#### DATASET ROWS ####

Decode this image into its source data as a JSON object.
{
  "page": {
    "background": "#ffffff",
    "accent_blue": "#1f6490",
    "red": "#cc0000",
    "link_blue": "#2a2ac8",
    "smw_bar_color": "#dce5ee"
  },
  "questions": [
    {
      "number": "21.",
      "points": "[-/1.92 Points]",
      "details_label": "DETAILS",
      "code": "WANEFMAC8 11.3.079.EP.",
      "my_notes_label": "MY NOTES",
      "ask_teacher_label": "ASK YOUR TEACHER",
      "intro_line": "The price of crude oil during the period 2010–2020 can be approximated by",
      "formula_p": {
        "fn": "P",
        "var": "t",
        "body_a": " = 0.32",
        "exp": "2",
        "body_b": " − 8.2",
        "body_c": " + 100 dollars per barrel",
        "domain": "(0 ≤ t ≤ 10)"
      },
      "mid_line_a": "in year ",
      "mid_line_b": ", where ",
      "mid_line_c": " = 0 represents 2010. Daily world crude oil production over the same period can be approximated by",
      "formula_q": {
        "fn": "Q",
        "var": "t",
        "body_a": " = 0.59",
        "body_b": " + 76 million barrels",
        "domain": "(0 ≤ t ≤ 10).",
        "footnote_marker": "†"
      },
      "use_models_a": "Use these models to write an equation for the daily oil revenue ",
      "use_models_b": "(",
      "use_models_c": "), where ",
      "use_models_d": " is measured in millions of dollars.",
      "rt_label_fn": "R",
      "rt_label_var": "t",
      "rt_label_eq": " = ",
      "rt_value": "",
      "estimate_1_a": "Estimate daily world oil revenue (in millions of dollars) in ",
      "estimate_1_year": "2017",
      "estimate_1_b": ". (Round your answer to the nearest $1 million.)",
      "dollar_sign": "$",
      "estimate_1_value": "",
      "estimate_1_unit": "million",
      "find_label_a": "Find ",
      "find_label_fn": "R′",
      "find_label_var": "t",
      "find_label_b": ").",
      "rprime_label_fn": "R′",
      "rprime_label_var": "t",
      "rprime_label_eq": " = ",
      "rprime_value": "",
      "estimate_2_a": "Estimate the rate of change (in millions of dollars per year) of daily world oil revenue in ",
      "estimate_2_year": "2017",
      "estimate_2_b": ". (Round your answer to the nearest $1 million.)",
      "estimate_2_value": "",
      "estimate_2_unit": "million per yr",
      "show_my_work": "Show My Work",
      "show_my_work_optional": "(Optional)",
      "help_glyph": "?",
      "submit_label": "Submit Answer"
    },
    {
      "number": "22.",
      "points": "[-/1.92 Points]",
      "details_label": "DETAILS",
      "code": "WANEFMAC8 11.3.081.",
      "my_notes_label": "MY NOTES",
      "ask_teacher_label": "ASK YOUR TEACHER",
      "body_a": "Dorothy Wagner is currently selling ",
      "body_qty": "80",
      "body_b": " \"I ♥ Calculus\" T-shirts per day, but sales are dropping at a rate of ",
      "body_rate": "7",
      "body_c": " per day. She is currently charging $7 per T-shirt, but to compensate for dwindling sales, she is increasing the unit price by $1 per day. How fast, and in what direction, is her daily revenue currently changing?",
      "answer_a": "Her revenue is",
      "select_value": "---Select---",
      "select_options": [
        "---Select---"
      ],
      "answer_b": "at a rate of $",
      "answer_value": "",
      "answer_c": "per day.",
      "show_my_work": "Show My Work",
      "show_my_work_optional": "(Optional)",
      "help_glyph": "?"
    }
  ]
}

####

_GIVEN TASK:_
Of the lines in the entries, how many include the word "approximated"? State only the number.

_TASK ANSWER:_
2